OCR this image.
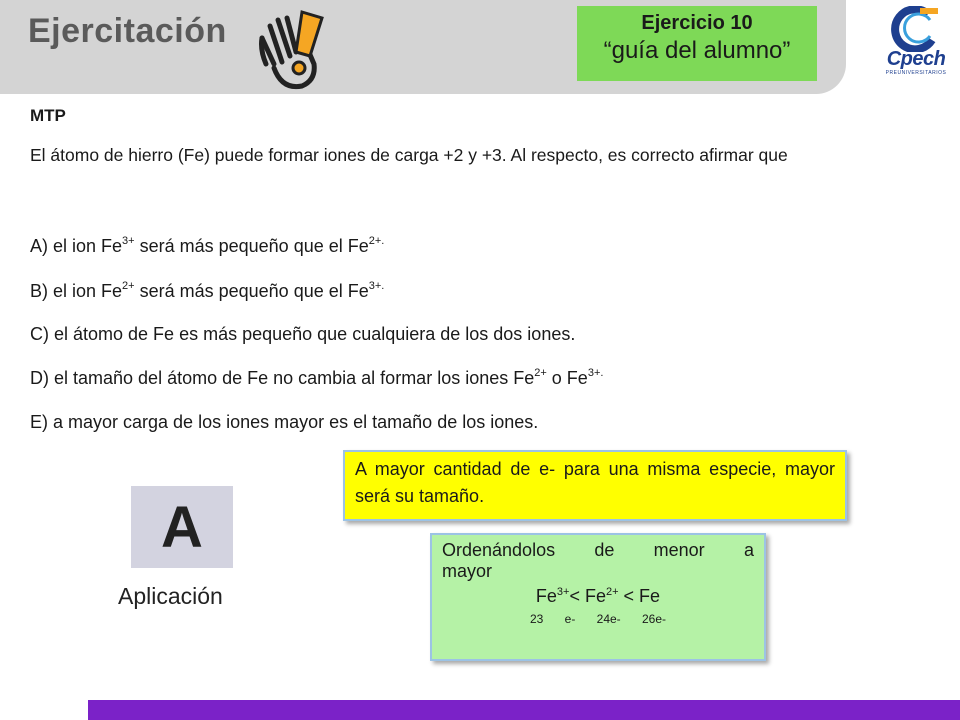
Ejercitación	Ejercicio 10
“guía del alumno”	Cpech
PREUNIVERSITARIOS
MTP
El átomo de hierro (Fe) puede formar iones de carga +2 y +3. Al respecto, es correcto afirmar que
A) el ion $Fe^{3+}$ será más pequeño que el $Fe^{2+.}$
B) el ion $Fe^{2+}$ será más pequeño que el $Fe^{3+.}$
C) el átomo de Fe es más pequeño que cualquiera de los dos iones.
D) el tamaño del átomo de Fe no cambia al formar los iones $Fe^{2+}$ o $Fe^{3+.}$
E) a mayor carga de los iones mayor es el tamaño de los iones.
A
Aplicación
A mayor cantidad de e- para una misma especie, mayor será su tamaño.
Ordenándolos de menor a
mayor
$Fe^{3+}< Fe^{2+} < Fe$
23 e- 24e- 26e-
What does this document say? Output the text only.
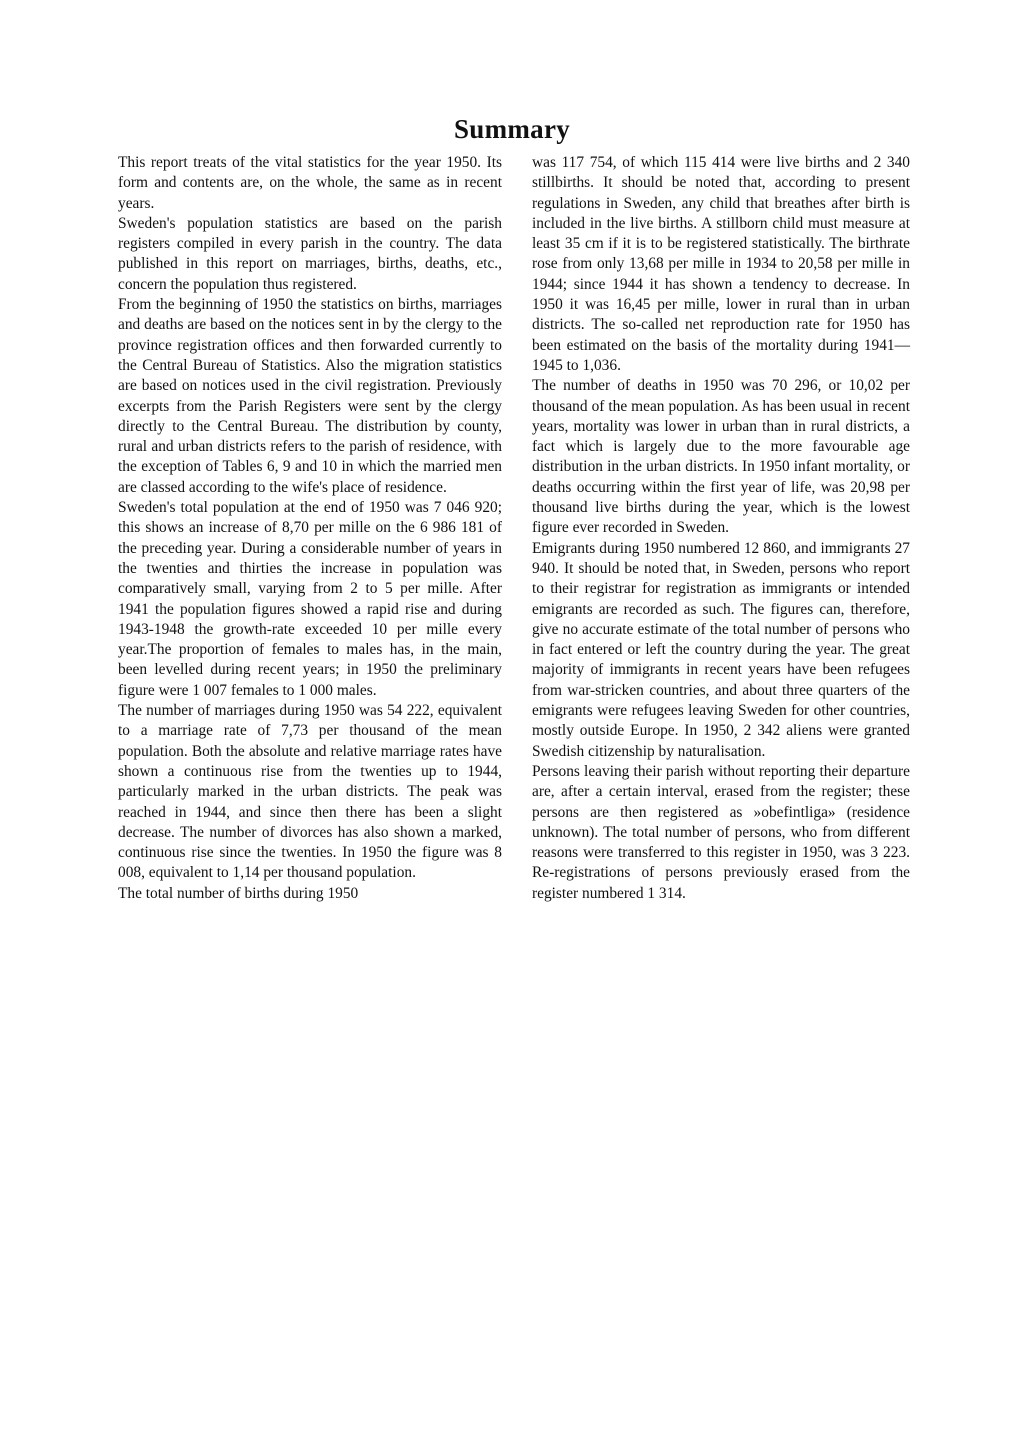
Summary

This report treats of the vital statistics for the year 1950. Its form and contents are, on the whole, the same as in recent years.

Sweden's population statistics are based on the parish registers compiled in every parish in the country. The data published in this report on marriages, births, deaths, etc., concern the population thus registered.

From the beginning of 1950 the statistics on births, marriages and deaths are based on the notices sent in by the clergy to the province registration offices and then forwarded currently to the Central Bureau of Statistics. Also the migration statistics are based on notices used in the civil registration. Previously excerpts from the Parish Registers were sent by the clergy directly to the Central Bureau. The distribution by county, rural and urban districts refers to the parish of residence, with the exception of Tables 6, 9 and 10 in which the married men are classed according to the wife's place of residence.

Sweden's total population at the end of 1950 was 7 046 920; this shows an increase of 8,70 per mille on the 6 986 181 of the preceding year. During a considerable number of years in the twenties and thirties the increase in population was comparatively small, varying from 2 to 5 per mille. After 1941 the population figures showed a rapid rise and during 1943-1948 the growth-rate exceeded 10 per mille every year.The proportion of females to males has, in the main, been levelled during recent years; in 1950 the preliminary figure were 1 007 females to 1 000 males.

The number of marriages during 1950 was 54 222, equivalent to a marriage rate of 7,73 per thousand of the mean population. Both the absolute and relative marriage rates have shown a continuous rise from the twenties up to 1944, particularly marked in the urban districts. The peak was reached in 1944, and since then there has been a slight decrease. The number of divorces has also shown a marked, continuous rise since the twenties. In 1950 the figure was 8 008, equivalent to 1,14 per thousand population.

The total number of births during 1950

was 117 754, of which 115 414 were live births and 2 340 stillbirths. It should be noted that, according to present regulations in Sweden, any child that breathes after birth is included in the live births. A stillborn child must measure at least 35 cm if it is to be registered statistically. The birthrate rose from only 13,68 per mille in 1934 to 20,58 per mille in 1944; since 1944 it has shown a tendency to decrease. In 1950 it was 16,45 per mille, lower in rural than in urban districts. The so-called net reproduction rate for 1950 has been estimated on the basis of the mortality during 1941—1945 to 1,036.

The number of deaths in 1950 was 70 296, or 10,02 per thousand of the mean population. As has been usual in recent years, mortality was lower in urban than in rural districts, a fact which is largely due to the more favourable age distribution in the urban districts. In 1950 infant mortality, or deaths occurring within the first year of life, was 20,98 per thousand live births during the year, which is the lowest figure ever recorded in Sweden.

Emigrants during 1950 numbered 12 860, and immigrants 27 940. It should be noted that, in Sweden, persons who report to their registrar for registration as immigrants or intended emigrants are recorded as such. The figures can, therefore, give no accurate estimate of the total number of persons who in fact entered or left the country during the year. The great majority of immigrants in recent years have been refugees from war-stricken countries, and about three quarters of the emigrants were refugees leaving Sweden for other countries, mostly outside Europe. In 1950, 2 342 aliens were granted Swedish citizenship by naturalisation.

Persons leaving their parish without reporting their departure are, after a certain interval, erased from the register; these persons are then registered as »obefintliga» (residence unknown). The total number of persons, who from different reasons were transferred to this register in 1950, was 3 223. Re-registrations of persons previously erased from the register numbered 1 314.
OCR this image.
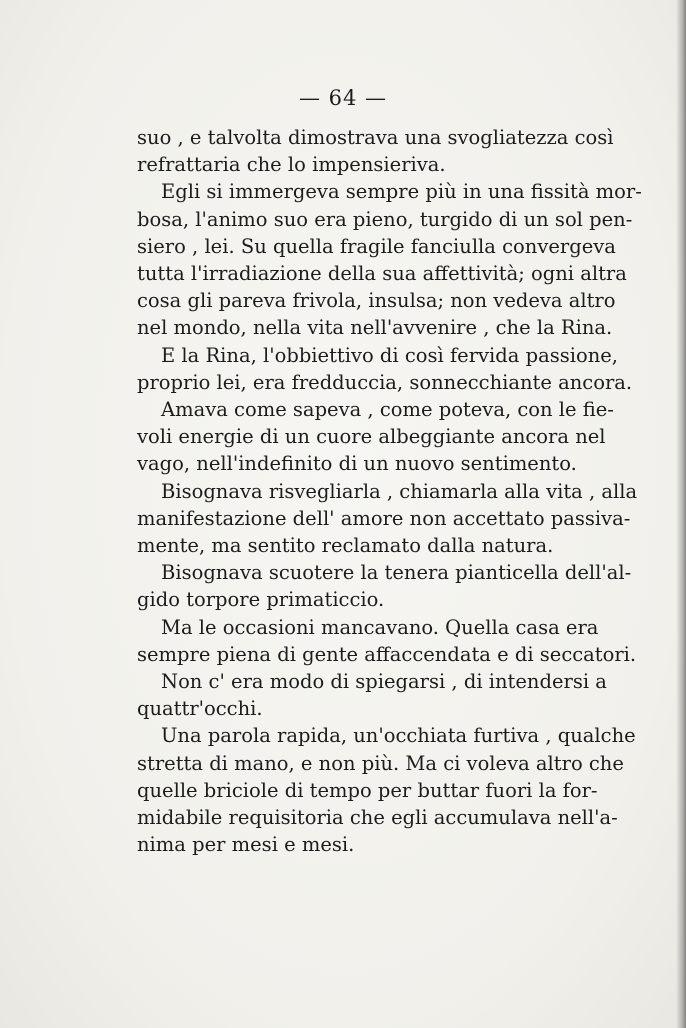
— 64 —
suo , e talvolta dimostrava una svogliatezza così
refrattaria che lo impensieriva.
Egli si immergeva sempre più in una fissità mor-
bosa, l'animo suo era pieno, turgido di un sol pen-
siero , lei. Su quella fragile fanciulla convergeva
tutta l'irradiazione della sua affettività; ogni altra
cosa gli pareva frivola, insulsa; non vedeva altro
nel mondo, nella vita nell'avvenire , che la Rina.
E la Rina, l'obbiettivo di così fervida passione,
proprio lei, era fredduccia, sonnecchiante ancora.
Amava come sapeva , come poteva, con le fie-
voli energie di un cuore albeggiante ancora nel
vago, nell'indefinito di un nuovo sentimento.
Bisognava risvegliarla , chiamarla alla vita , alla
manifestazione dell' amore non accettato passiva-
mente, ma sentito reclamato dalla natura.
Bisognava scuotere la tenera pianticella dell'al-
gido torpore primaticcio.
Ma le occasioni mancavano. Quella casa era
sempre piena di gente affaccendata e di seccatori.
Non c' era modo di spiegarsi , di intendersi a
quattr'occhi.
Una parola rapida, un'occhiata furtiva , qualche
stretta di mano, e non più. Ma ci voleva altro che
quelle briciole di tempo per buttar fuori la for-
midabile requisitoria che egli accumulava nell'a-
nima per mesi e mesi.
################
** Objective **
Of the lines in the material, how many hold the word "tamaño"? Reply with the number only.

** The result **
3